┌────────

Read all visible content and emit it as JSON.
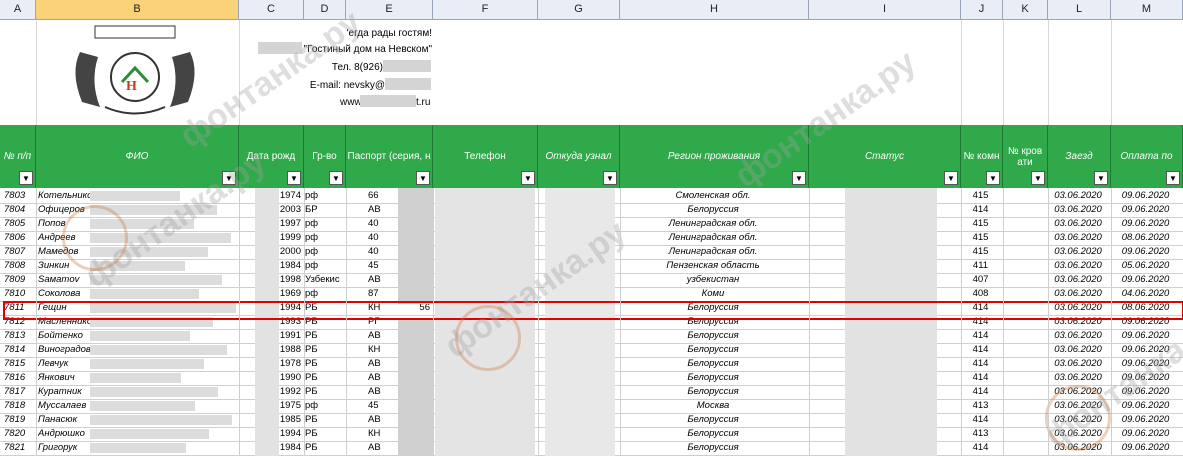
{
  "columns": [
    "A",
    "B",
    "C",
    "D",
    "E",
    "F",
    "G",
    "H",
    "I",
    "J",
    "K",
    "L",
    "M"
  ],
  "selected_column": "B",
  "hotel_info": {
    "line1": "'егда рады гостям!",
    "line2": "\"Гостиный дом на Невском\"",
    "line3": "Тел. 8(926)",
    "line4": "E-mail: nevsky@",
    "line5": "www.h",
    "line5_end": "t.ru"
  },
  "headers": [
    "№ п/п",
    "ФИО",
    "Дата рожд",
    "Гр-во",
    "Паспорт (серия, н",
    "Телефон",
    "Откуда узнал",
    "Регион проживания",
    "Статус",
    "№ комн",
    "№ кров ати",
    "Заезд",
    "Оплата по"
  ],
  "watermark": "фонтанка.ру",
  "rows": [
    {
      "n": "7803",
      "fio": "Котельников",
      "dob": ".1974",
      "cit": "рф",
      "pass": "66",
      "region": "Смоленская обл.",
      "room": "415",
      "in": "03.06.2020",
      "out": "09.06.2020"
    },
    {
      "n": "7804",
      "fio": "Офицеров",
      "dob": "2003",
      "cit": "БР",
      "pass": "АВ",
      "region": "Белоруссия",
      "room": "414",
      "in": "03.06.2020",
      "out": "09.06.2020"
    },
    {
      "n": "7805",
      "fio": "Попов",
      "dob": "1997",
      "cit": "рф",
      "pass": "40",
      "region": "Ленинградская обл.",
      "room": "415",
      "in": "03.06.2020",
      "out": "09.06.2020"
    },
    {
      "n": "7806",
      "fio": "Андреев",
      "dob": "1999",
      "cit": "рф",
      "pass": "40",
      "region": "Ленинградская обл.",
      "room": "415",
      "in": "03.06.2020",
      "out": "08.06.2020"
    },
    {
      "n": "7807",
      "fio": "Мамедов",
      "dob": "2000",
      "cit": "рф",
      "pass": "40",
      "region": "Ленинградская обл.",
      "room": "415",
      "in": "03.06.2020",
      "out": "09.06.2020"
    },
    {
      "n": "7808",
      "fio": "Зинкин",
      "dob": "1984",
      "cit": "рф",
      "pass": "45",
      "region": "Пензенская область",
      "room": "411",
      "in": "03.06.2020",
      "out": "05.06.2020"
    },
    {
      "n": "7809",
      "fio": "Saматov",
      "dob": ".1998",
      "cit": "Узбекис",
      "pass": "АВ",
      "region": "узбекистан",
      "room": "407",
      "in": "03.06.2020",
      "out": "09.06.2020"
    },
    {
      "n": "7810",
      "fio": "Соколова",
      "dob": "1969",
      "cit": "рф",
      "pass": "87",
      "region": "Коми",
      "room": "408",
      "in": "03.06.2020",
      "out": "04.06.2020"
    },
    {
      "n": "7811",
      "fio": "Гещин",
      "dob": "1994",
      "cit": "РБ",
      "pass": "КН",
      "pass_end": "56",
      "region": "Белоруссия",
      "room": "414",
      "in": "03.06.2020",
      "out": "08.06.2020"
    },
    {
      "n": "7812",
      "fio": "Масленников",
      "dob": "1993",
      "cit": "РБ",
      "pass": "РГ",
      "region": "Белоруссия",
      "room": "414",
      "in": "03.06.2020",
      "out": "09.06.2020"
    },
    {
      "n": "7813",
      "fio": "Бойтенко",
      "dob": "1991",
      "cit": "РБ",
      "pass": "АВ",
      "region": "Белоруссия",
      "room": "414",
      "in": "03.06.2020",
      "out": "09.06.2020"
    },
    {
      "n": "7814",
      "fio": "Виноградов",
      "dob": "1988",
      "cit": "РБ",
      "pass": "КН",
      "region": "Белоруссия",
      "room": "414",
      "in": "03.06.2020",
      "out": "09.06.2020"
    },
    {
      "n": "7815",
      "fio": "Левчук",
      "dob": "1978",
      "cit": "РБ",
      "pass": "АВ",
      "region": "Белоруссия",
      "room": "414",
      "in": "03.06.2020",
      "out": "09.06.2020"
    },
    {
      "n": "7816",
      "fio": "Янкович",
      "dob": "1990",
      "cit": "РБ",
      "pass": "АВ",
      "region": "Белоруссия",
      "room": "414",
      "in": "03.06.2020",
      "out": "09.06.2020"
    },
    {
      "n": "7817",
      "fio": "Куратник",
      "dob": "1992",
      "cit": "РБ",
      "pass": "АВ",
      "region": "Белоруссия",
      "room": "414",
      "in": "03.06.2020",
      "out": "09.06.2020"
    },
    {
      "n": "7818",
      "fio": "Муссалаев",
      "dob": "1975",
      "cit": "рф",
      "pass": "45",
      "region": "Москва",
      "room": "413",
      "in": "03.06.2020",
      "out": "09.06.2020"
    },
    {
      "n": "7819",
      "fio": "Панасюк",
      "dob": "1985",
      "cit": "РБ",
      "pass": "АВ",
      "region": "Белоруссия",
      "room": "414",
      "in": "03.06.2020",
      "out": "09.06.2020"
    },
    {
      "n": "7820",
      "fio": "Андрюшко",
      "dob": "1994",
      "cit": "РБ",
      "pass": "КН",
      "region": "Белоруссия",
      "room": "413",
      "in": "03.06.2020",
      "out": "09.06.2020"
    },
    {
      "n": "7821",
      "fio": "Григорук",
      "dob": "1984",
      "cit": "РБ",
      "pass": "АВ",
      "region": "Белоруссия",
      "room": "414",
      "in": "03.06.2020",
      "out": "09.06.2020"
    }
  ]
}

└────────

> **WHAT TO DO**
The pictures should not appear in the copy; every other part of the records above must be returned exactly.

> **PROBLEM SOLUTION**
Read all visible content and emit it as JSON.
{
  "columns": [
    "A",
    "B",
    "C",
    "D",
    "E",
    "F",
    "G",
    "H",
    "I",
    "J",
    "K",
    "L",
    "M"
  ],
  "selected_column": "B",
  "hotel_info": {
    "line1": "'егда рады гостям!",
    "line2": "\"Гостиный дом на Невском\"",
    "line3": "Тел. 8(926)",
    "line4": "E-mail: nevsky@",
    "line5": "www.h",
    "line5_end": "t.ru"
  },
  "headers": [
    "№ п/п",
    "ФИО",
    "Дата рожд",
    "Гр-во",
    "Паспорт (серия, н",
    "Телефон",
    "Откуда узнал",
    "Регион проживания",
    "Статус",
    "№ комн",
    "№ кров ати",
    "Заезд",
    "Оплата по"
  ],
  "watermark": "фонтанка.ру",
  "rows": [
    {
      "n": "7803",
      "fio": "Котельников",
      "dob": ".1974",
      "cit": "рф",
      "pass": "66",
      "region": "Смоленская обл.",
      "room": "415",
      "in": "03.06.2020",
      "out": "09.06.2020"
    },
    {
      "n": "7804",
      "fio": "Офицеров",
      "dob": "2003",
      "cit": "БР",
      "pass": "АВ",
      "region": "Белоруссия",
      "room": "414",
      "in": "03.06.2020",
      "out": "09.06.2020"
    },
    {
      "n": "7805",
      "fio": "Попов",
      "dob": "1997",
      "cit": "рф",
      "pass": "40",
      "region": "Ленинградская обл.",
      "room": "415",
      "in": "03.06.2020",
      "out": "09.06.2020"
    },
    {
      "n": "7806",
      "fio": "Андреев",
      "dob": "1999",
      "cit": "рф",
      "pass": "40",
      "region": "Ленинградская обл.",
      "room": "415",
      "in": "03.06.2020",
      "out": "08.06.2020"
    },
    {
      "n": "7807",
      "fio": "Мамедов",
      "dob": "2000",
      "cit": "рф",
      "pass": "40",
      "region": "Ленинградская обл.",
      "room": "415",
      "in": "03.06.2020",
      "out": "09.06.2020"
    },
    {
      "n": "7808",
      "fio": "Зинкин",
      "dob": "1984",
      "cit": "рф",
      "pass": "45",
      "region": "Пензенская область",
      "room": "411",
      "in": "03.06.2020",
      "out": "05.06.2020"
    },
    {
      "n": "7809",
      "fio": "Saматov",
      "dob": ".1998",
      "cit": "Узбекис",
      "pass": "АВ",
      "region": "узбекистан",
      "room": "407",
      "in": "03.06.2020",
      "out": "09.06.2020"
    },
    {
      "n": "7810",
      "fio": "Соколова",
      "dob": "1969",
      "cit": "рф",
      "pass": "87",
      "region": "Коми",
      "room": "408",
      "in": "03.06.2020",
      "out": "04.06.2020"
    },
    {
      "n": "7811",
      "fio": "Гещин",
      "dob": "1994",
      "cit": "РБ",
      "pass": "КН",
      "pass_end": "56",
      "region": "Белоруссия",
      "room": "414",
      "in": "03.06.2020",
      "out": "08.06.2020"
    },
    {
      "n": "7812",
      "fio": "Масленников",
      "dob": "1993",
      "cit": "РБ",
      "pass": "РГ",
      "region": "Белоруссия",
      "room": "414",
      "in": "03.06.2020",
      "out": "09.06.2020"
    },
    {
      "n": "7813",
      "fio": "Бойтенко",
      "dob": "1991",
      "cit": "РБ",
      "pass": "АВ",
      "region": "Белоруссия",
      "room": "414",
      "in": "03.06.2020",
      "out": "09.06.2020"
    },
    {
      "n": "7814",
      "fio": "Виноградов",
      "dob": "1988",
      "cit": "РБ",
      "pass": "КН",
      "region": "Белоруссия",
      "room": "414",
      "in": "03.06.2020",
      "out": "09.06.2020"
    },
    {
      "n": "7815",
      "fio": "Левчук",
      "dob": "1978",
      "cit": "РБ",
      "pass": "АВ",
      "region": "Белоруссия",
      "room": "414",
      "in": "03.06.2020",
      "out": "09.06.2020"
    },
    {
      "n": "7816",
      "fio": "Янкович",
      "dob": "1990",
      "cit": "РБ",
      "pass": "АВ",
      "region": "Белоруссия",
      "room": "414",
      "in": "03.06.2020",
      "out": "09.06.2020"
    },
    {
      "n": "7817",
      "fio": "Куратник",
      "dob": "1992",
      "cit": "РБ",
      "pass": "АВ",
      "region": "Белоруссия",
      "room": "414",
      "in": "03.06.2020",
      "out": "09.06.2020"
    },
    {
      "n": "7818",
      "fio": "Муссалаев",
      "dob": "1975",
      "cit": "рф",
      "pass": "45",
      "region": "Москва",
      "room": "413",
      "in": "03.06.2020",
      "out": "09.06.2020"
    },
    {
      "n": "7819",
      "fio": "Панасюк",
      "dob": "1985",
      "cit": "РБ",
      "pass": "АВ",
      "region": "Белоруссия",
      "room": "414",
      "in": "03.06.2020",
      "out": "09.06.2020"
    },
    {
      "n": "7820",
      "fio": "Андрюшко",
      "dob": "1994",
      "cit": "РБ",
      "pass": "КН",
      "region": "Белоруссия",
      "room": "413",
      "in": "03.06.2020",
      "out": "09.06.2020"
    },
    {
      "n": "7821",
      "fio": "Григорук",
      "dob": "1984",
      "cit": "РБ",
      "pass": "АВ",
      "region": "Белоруссия",
      "room": "414",
      "in": "03.06.2020",
      "out": "09.06.2020"
    }
  ]
}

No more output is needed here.